Stored items:
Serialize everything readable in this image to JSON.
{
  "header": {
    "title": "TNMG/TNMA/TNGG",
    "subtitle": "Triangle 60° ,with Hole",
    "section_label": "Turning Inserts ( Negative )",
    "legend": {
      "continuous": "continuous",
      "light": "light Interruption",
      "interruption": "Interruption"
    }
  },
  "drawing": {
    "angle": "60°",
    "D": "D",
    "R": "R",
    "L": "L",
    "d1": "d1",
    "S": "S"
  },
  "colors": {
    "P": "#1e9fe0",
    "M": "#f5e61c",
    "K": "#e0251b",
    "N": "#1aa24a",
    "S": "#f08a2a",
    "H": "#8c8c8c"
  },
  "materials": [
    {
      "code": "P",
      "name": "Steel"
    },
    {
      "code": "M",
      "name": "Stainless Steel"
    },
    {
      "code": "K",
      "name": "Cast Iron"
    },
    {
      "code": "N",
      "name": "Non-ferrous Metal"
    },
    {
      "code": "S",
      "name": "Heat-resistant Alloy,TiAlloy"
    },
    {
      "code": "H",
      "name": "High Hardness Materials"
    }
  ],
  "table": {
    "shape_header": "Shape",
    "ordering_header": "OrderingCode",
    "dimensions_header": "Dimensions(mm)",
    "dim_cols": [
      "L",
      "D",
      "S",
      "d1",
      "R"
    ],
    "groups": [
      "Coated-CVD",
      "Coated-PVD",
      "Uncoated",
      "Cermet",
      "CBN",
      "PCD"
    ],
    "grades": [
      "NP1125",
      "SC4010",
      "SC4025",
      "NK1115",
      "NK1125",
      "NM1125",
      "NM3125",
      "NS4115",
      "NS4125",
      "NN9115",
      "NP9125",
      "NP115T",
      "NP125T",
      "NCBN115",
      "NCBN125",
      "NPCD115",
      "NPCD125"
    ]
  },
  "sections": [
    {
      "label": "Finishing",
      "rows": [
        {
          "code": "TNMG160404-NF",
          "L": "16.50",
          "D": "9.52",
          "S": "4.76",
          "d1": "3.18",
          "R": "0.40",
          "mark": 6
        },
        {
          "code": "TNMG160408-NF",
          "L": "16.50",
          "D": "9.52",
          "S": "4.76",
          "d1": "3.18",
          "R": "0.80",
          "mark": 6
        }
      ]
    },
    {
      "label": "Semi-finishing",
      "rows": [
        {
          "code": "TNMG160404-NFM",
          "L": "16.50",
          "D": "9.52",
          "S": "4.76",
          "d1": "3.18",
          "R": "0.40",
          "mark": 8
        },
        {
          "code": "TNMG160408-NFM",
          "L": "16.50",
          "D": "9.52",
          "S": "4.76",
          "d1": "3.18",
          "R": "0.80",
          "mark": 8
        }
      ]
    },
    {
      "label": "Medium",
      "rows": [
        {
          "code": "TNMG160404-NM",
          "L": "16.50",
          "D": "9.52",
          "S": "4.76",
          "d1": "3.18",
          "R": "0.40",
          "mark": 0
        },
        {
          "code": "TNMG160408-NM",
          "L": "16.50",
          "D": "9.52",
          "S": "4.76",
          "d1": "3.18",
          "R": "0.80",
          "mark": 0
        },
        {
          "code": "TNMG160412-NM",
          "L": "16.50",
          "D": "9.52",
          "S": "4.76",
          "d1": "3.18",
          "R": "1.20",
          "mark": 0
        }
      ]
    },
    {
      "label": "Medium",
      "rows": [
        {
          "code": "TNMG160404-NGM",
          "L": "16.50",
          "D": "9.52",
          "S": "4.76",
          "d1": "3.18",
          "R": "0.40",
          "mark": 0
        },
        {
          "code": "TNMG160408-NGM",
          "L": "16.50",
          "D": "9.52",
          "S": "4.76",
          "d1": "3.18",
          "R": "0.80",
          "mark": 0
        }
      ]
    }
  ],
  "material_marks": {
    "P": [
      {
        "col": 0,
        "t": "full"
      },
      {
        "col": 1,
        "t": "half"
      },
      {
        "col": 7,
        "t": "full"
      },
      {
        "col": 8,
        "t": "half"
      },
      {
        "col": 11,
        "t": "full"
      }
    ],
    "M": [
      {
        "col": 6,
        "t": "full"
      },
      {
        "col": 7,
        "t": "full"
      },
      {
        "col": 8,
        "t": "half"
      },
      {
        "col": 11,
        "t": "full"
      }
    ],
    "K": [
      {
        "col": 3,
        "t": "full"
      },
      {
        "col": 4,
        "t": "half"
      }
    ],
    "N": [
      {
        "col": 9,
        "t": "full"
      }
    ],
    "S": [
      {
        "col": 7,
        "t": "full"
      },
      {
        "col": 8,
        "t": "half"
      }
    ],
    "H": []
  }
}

> Requirement
All of the lines above must be returned exactly.

> Exercise response
Serialize everything readable in this image to JSON.
{
  "header": {
    "title": "TNMG/TNMA/TNGG",
    "subtitle": "Triangle 60° ,with Hole",
    "section_label": "Turning Inserts ( Negative )",
    "legend": {
      "continuous": "continuous",
      "light": "light Interruption",
      "interruption": "Interruption"
    }
  },
  "drawing": {
    "angle": "60°",
    "D": "D",
    "R": "R",
    "L": "L",
    "d1": "d1",
    "S": "S"
  },
  "colors": {
    "P": "#1e9fe0",
    "M": "#f5e61c",
    "K": "#e0251b",
    "N": "#1aa24a",
    "S": "#f08a2a",
    "H": "#8c8c8c"
  },
  "materials": [
    {
      "code": "P",
      "name": "Steel"
    },
    {
      "code": "M",
      "name": "Stainless Steel"
    },
    {
      "code": "K",
      "name": "Cast Iron"
    },
    {
      "code": "N",
      "name": "Non-ferrous Metal"
    },
    {
      "code": "S",
      "name": "Heat-resistant Alloy,TiAlloy"
    },
    {
      "code": "H",
      "name": "High Hardness Materials"
    }
  ],
  "table": {
    "shape_header": "Shape",
    "ordering_header": "OrderingCode",
    "dimensions_header": "Dimensions(mm)",
    "dim_cols": [
      "L",
      "D",
      "S",
      "d1",
      "R"
    ],
    "groups": [
      "Coated-CVD",
      "Coated-PVD",
      "Uncoated",
      "Cermet",
      "CBN",
      "PCD"
    ],
    "grades": [
      "NP1125",
      "SC4010",
      "SC4025",
      "NK1115",
      "NK1125",
      "NM1125",
      "NM3125",
      "NS4115",
      "NS4125",
      "NN9115",
      "NP9125",
      "NP115T",
      "NP125T",
      "NCBN115",
      "NCBN125",
      "NPCD115",
      "NPCD125"
    ]
  },
  "sections": [
    {
      "label": "Finishing",
      "rows": [
        {
          "code": "TNMG160404-NF",
          "L": "16.50",
          "D": "9.52",
          "S": "4.76",
          "d1": "3.18",
          "R": "0.40",
          "mark": 6
        },
        {
          "code": "TNMG160408-NF",
          "L": "16.50",
          "D": "9.52",
          "S": "4.76",
          "d1": "3.18",
          "R": "0.80",
          "mark": 6
        }
      ]
    },
    {
      "label": "Semi-finishing",
      "rows": [
        {
          "code": "TNMG160404-NFM",
          "L": "16.50",
          "D": "9.52",
          "S": "4.76",
          "d1": "3.18",
          "R": "0.40",
          "mark": 8
        },
        {
          "code": "TNMG160408-NFM",
          "L": "16.50",
          "D": "9.52",
          "S": "4.76",
          "d1": "3.18",
          "R": "0.80",
          "mark": 8
        }
      ]
    },
    {
      "label": "Medium",
      "rows": [
        {
          "code": "TNMG160404-NM",
          "L": "16.50",
          "D": "9.52",
          "S": "4.76",
          "d1": "3.18",
          "R": "0.40",
          "mark": 0
        },
        {
          "code": "TNMG160408-NM",
          "L": "16.50",
          "D": "9.52",
          "S": "4.76",
          "d1": "3.18",
          "R": "0.80",
          "mark": 0
        },
        {
          "code": "TNMG160412-NM",
          "L": "16.50",
          "D": "9.52",
          "S": "4.76",
          "d1": "3.18",
          "R": "1.20",
          "mark": 0
        }
      ]
    },
    {
      "label": "Medium",
      "rows": [
        {
          "code": "TNMG160404-NGM",
          "L": "16.50",
          "D": "9.52",
          "S": "4.76",
          "d1": "3.18",
          "R": "0.40",
          "mark": 0
        },
        {
          "code": "TNMG160408-NGM",
          "L": "16.50",
          "D": "9.52",
          "S": "4.76",
          "d1": "3.18",
          "R": "0.80",
          "mark": 0
        }
      ]
    }
  ],
  "material_marks": {
    "P": [
      {
        "col": 0,
        "t": "full"
      },
      {
        "col": 1,
        "t": "half"
      },
      {
        "col": 7,
        "t": "full"
      },
      {
        "col": 8,
        "t": "half"
      },
      {
        "col": 11,
        "t": "full"
      }
    ],
    "M": [
      {
        "col": 6,
        "t": "full"
      },
      {
        "col": 7,
        "t": "full"
      },
      {
        "col": 8,
        "t": "half"
      },
      {
        "col": 11,
        "t": "full"
      }
    ],
    "K": [
      {
        "col": 3,
        "t": "full"
      },
      {
        "col": 4,
        "t": "half"
      }
    ],
    "N": [
      {
        "col": 9,
        "t": "full"
      }
    ],
    "S": [
      {
        "col": 7,
        "t": "full"
      },
      {
        "col": 8,
        "t": "half"
      }
    ],
    "H": []
  }
}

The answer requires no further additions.